'''

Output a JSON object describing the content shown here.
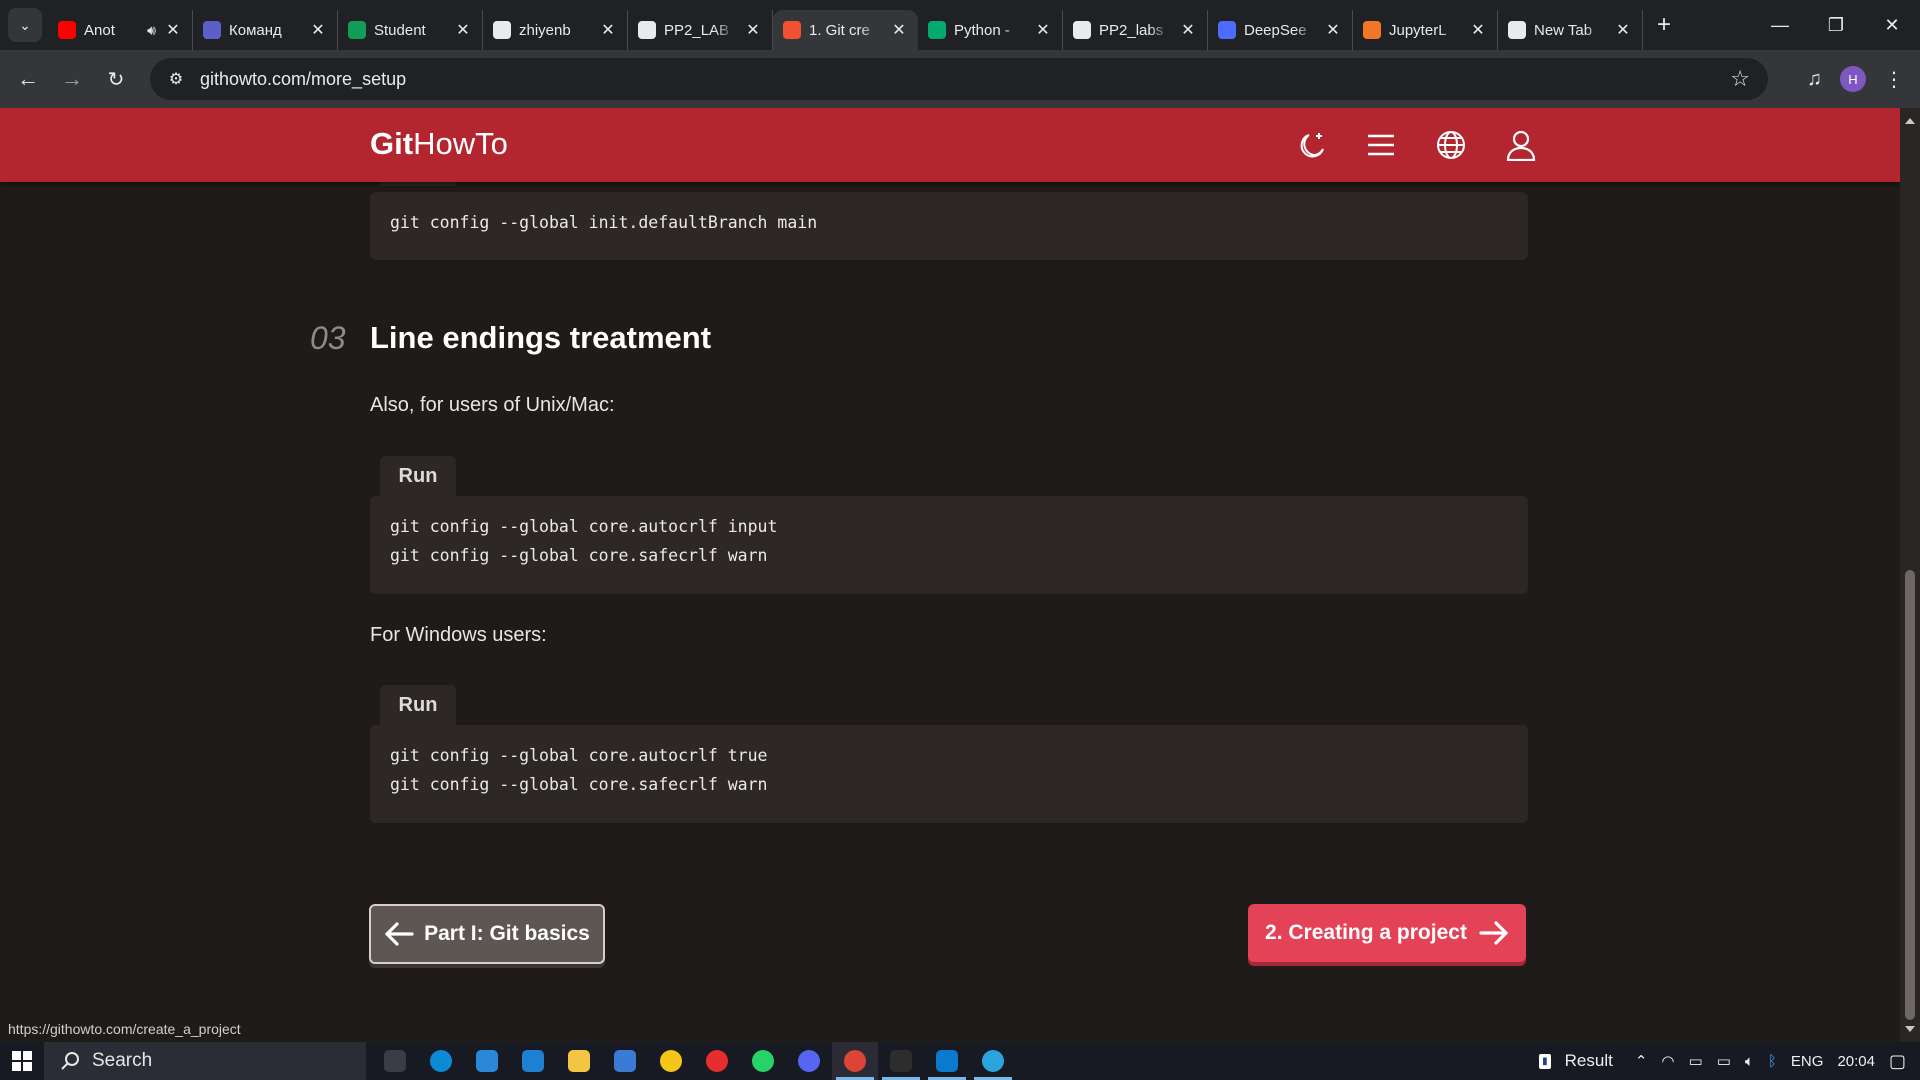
{
  "browser": {
    "tabs": [
      {
        "title": "Anot",
        "favicon": "youtube-icon",
        "color": "#ff0000",
        "audio": true,
        "active": false
      },
      {
        "title": "Команд",
        "favicon": "teams-icon",
        "color": "#5b5fc7",
        "audio": false,
        "active": false
      },
      {
        "title": "Student",
        "favicon": "sheets-icon",
        "color": "#0f9d58",
        "audio": false,
        "active": false
      },
      {
        "title": "zhiyenb",
        "favicon": "github-icon",
        "color": "#e8eaed",
        "audio": false,
        "active": false
      },
      {
        "title": "PP2_LAB",
        "favicon": "github-icon",
        "color": "#e8eaed",
        "audio": false,
        "active": false
      },
      {
        "title": "1. Git cre",
        "favicon": "githowto-icon",
        "color": "#f05133",
        "audio": false,
        "active": true
      },
      {
        "title": "Python -",
        "favicon": "w3schools-icon",
        "color": "#04aa6d",
        "audio": false,
        "active": false
      },
      {
        "title": "PP2_labs",
        "favicon": "github-icon",
        "color": "#e8eaed",
        "audio": false,
        "active": false
      },
      {
        "title": "DeepSee",
        "favicon": "deepseek-icon",
        "color": "#4d6bfe",
        "audio": false,
        "active": false
      },
      {
        "title": "JupyterL",
        "favicon": "jupyter-icon",
        "color": "#f37626",
        "audio": false,
        "active": false
      },
      {
        "title": "New Tab",
        "favicon": "chrome-icon",
        "color": "#e8eaed",
        "audio": false,
        "active": false
      }
    ],
    "url": "githowto.com/more_setup",
    "profile_initial": "H",
    "status_url": "https://githowto.com/create_a_project"
  },
  "site": {
    "logo_bold": "Git",
    "logo_regular": "HowTo",
    "brand_color": "#b4262f",
    "header_icons": [
      "theme-toggle-icon",
      "menu-icon",
      "language-globe-icon",
      "user-icon"
    ]
  },
  "content": {
    "prev_code": [
      "git config --global init.defaultBranch main"
    ],
    "section_number": "03",
    "section_title": "Line endings treatment",
    "unix_intro": "Also, for users of Unix/Mac:",
    "run_label": "Run",
    "unix_code": [
      "git config --global core.autocrlf input",
      "git config --global core.safecrlf warn"
    ],
    "windows_intro": "For Windows users:",
    "windows_code": [
      "git config --global core.autocrlf true",
      "git config --global core.safecrlf warn"
    ],
    "prev_button": "Part I: Git basics",
    "next_button": "2. Creating a project",
    "next_button_color": "#e44257"
  },
  "taskbar": {
    "search_placeholder": "Search",
    "apps": [
      "task-view-icon",
      "edge-icon",
      "store-icon",
      "mail-icon",
      "file-explorer-icon",
      "microsoft-store-icon",
      "norton-icon",
      "yandex-icon",
      "whatsapp-icon",
      "discord-icon",
      "chrome-icon",
      "terminal-icon",
      "vscode-icon",
      "telegram-icon"
    ],
    "tray_result": "Result",
    "language": "ENG",
    "time": "20:04"
  }
}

'''

TASK DIRECTIONS
In the entries above, identify every line with the string "core".

RESPONSE
      "git config --global core.autocrlf input",
      "git config --global core.safecrlf warn"
      "git config --global core.autocrlf true",
      "git config --global core.safecrlf warn"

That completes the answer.